[TASK DESCRIPTION] Take every line from the listing below that includes "arrow" and copy it.

[PROVIDED INFORMATION]

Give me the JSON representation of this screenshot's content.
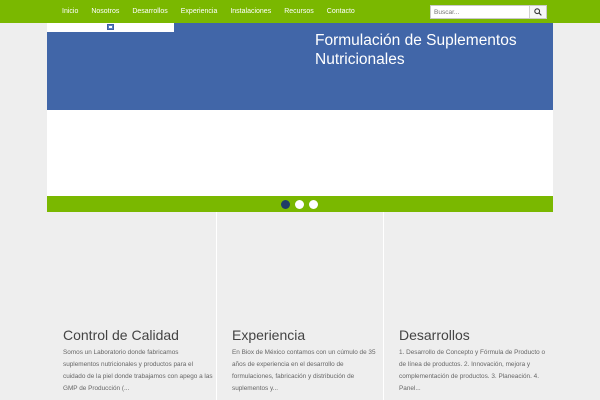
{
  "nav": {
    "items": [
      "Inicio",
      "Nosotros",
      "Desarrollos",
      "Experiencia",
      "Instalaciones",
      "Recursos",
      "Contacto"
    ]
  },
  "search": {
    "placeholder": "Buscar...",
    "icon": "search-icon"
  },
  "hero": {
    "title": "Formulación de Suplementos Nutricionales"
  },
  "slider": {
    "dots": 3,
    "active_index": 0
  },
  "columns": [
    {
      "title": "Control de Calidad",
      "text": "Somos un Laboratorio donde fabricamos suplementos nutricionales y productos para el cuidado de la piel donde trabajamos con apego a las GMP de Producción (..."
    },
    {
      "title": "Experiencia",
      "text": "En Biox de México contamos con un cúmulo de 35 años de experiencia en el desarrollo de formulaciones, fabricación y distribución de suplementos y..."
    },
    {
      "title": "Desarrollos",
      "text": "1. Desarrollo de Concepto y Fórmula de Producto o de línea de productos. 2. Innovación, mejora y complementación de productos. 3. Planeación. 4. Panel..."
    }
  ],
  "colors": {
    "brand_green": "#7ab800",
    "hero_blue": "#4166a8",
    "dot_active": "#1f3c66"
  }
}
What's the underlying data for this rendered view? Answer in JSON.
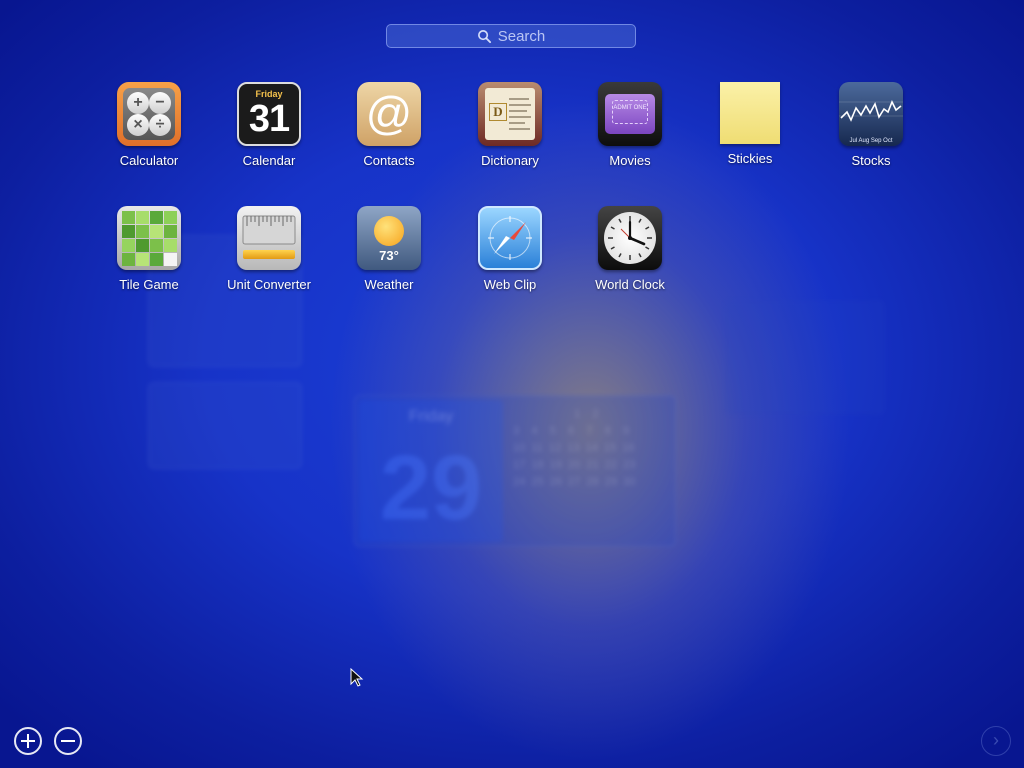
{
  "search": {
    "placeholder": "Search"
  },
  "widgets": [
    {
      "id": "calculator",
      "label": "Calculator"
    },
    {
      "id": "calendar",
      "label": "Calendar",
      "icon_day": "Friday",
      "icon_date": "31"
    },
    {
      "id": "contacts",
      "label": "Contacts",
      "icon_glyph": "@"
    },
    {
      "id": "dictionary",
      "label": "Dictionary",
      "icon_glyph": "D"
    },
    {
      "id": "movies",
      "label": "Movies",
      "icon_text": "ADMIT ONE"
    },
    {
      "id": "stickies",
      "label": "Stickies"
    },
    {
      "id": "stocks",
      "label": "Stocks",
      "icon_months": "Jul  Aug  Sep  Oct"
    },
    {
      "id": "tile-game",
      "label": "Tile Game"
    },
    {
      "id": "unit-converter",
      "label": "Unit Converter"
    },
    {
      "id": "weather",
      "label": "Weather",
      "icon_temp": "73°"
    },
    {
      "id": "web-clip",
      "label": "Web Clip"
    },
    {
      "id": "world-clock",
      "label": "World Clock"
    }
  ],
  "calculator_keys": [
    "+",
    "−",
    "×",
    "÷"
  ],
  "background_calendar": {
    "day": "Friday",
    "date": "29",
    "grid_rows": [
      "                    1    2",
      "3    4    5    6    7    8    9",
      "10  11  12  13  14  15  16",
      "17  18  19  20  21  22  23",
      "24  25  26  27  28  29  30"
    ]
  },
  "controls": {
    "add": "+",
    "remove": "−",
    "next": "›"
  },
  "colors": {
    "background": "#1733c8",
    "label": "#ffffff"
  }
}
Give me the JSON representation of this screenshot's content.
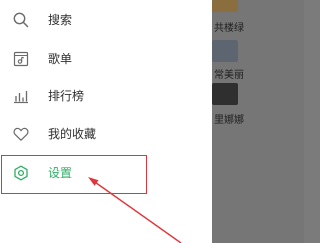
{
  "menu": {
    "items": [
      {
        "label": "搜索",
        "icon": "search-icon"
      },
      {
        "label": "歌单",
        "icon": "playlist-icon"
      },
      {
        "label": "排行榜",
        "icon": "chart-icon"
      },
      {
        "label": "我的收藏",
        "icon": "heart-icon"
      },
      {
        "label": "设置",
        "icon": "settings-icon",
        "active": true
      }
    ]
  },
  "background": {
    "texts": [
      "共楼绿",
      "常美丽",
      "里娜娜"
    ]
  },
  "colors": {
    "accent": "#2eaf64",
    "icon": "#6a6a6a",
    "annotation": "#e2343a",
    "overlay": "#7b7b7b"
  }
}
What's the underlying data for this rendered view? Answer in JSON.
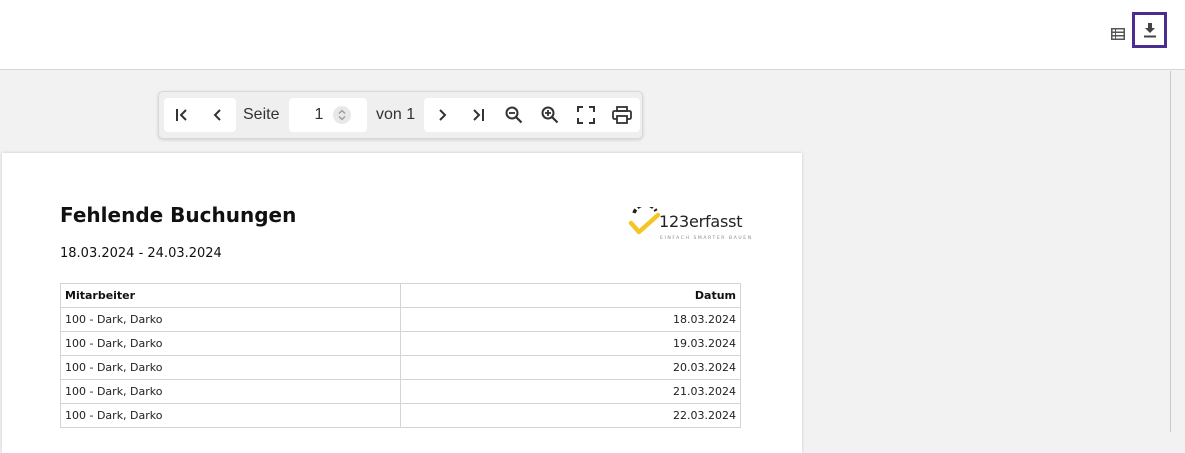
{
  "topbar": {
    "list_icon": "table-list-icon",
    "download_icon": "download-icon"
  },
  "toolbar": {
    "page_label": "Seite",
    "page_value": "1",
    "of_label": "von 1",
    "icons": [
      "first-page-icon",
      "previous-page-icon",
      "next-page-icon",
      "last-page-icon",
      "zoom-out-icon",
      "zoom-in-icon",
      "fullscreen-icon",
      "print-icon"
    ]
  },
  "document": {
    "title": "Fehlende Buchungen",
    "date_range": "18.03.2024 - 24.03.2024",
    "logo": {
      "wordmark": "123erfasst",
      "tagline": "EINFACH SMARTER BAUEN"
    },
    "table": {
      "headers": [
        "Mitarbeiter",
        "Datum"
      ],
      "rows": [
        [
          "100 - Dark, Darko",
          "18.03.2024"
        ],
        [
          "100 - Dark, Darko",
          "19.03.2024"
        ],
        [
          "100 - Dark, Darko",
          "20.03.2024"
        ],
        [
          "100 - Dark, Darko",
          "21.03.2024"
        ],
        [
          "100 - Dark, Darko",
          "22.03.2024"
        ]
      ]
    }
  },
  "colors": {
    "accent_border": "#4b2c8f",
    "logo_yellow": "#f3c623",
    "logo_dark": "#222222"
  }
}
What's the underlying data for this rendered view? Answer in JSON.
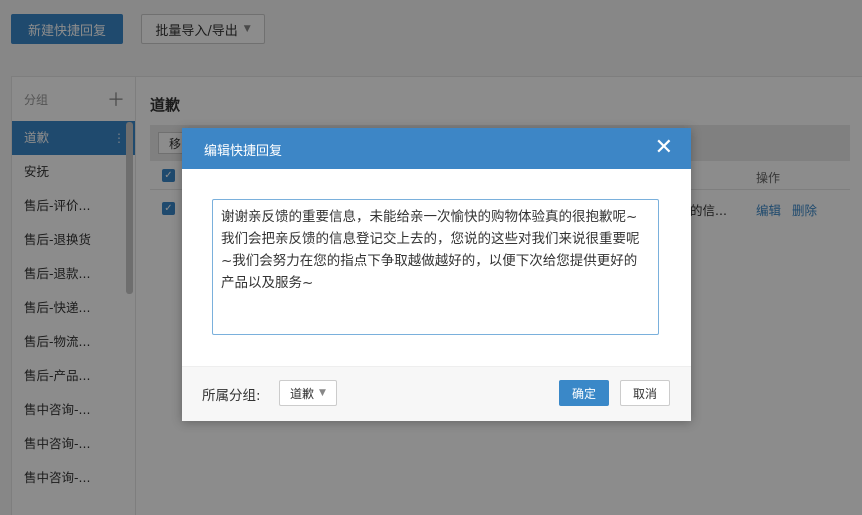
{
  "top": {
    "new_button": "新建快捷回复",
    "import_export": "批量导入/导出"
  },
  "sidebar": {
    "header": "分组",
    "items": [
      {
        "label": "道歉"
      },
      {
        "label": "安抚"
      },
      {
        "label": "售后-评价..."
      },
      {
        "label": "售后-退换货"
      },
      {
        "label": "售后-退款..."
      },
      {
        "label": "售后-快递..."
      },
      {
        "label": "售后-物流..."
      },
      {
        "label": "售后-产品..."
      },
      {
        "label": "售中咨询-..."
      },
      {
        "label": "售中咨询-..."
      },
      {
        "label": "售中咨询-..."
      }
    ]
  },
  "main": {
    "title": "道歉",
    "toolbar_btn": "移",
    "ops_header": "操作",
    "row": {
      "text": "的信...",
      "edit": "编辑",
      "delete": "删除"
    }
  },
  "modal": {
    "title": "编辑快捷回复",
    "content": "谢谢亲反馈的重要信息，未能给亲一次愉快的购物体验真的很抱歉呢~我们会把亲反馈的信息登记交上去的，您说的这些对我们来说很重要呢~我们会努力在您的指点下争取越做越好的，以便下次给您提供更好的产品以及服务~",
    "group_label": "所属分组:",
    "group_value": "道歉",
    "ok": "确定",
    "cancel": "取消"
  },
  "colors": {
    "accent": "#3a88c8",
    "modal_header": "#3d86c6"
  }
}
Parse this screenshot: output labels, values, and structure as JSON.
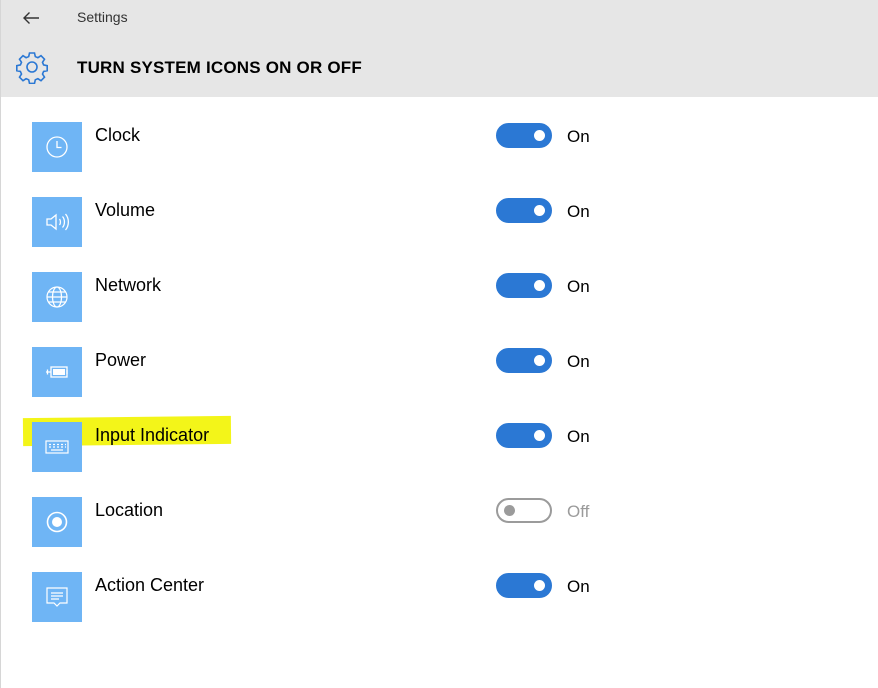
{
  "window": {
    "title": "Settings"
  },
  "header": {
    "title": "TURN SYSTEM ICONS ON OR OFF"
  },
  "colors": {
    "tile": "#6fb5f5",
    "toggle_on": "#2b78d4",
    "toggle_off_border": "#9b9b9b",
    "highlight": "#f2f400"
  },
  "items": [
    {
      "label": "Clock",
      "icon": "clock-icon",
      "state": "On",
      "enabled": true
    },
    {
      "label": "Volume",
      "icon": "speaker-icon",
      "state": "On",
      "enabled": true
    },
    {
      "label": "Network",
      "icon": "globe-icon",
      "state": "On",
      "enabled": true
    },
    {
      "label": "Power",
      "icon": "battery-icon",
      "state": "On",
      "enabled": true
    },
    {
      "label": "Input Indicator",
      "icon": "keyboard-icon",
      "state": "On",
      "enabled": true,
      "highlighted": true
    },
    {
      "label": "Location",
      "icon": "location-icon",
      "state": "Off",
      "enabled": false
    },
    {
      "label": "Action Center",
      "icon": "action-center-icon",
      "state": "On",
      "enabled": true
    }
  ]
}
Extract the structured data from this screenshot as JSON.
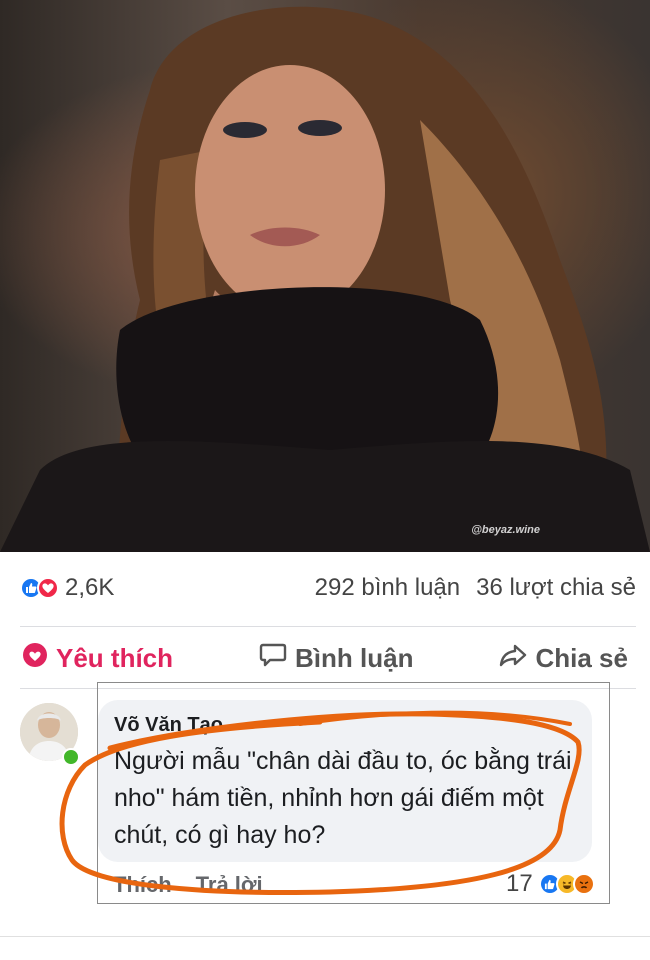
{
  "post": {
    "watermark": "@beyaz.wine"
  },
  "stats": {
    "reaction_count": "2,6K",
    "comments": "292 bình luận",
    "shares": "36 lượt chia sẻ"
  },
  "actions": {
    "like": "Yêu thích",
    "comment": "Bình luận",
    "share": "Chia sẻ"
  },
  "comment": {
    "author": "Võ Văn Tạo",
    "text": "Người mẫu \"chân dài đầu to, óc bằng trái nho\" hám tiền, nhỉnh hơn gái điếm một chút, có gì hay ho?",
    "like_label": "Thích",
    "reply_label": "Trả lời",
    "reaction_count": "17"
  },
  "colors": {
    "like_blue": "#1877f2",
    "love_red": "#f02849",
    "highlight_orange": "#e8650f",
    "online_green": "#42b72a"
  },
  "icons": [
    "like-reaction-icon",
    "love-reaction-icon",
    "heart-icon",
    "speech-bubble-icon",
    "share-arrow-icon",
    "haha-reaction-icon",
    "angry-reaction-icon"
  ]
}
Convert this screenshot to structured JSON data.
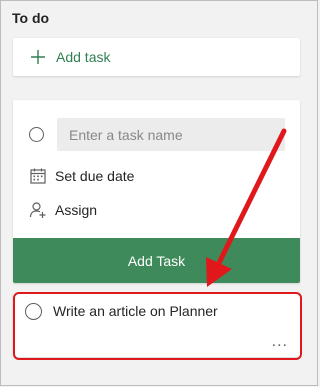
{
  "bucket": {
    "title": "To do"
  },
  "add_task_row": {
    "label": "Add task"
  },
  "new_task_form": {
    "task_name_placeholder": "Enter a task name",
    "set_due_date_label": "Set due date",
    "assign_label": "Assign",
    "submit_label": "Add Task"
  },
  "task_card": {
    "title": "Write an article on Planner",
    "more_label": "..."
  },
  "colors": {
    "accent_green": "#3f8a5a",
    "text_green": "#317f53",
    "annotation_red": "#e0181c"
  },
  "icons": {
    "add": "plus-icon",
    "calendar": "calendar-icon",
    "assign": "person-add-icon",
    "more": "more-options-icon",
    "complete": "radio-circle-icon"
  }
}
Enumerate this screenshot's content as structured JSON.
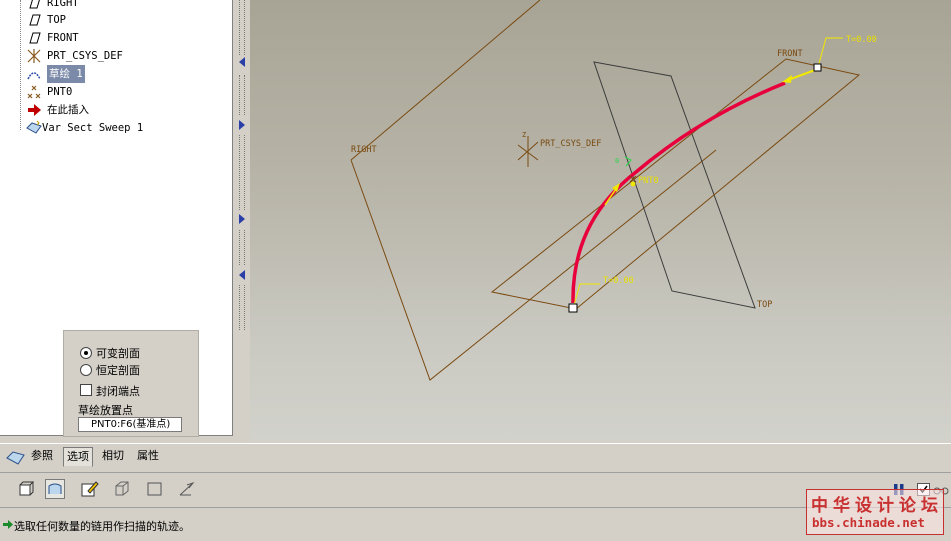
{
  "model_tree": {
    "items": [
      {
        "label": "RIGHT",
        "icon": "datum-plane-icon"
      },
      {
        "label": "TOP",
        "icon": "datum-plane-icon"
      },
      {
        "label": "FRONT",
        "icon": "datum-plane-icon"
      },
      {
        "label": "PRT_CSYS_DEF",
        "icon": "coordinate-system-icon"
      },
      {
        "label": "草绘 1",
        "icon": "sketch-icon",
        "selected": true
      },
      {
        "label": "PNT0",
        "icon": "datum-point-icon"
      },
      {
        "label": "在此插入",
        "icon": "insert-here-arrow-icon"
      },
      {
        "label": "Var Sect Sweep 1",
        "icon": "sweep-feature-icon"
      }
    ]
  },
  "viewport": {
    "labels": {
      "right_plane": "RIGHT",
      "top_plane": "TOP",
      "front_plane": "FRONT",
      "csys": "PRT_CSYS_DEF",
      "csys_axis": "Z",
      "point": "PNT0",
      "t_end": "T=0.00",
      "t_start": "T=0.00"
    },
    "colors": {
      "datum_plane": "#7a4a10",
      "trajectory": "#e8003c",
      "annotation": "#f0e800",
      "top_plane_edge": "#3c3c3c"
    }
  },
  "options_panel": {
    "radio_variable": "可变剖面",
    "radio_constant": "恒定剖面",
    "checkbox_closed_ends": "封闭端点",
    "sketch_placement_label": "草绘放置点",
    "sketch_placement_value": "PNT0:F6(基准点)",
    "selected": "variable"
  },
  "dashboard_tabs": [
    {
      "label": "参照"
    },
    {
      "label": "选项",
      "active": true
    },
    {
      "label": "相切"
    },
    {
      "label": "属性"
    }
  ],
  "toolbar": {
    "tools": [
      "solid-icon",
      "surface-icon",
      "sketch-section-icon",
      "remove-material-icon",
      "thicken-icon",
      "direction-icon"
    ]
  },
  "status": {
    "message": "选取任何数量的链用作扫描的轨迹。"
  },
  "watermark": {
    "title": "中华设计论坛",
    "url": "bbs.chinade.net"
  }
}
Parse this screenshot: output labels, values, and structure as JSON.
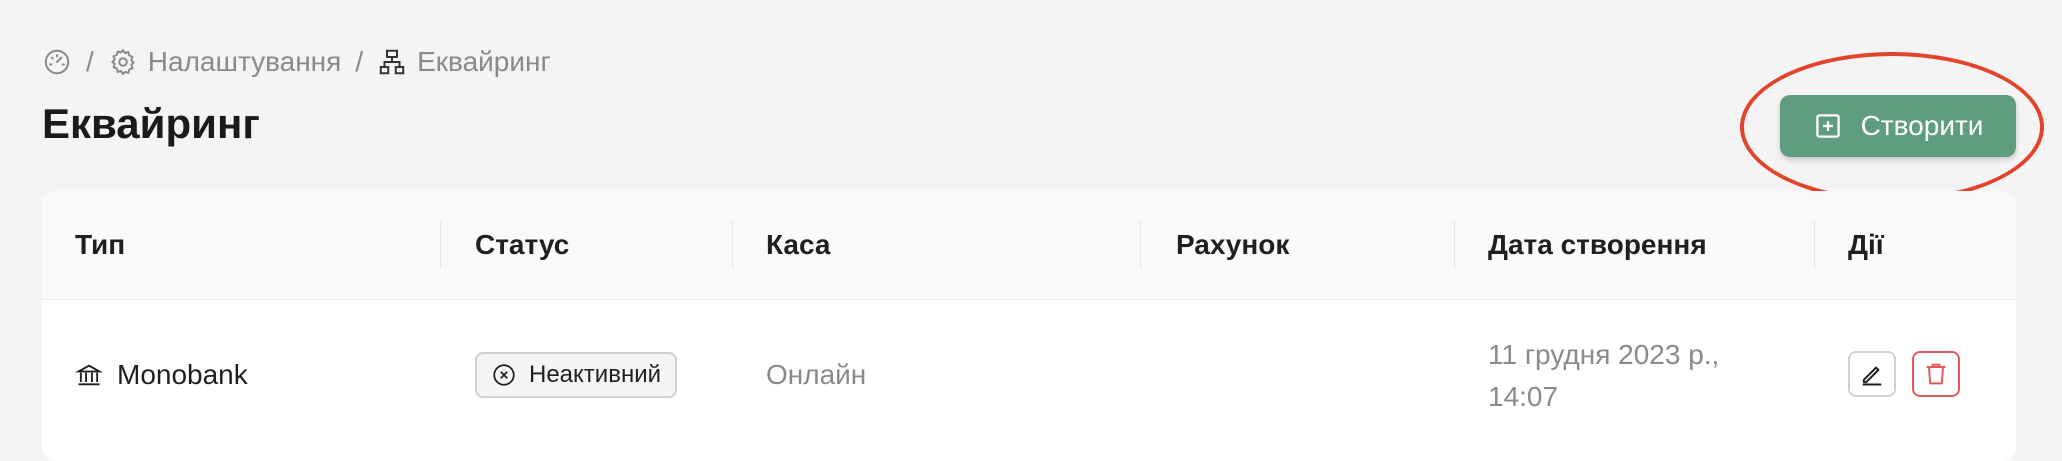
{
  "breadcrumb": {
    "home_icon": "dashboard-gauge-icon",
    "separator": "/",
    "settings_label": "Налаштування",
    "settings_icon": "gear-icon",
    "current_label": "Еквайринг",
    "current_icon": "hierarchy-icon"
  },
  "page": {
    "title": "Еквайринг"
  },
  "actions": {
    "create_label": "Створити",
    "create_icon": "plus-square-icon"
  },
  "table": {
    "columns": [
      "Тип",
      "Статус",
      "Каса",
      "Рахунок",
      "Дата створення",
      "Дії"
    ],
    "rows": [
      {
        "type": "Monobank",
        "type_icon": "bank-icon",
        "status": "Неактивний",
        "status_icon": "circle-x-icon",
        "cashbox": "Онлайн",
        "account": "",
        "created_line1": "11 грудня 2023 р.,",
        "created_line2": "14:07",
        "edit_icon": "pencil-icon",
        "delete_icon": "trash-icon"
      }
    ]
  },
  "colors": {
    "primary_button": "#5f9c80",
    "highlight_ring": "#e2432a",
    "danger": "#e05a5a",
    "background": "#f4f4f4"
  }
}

[TASK RESPONSE]
    "share-arrow-icon",
        "icon": "insert-here-arrow-icon"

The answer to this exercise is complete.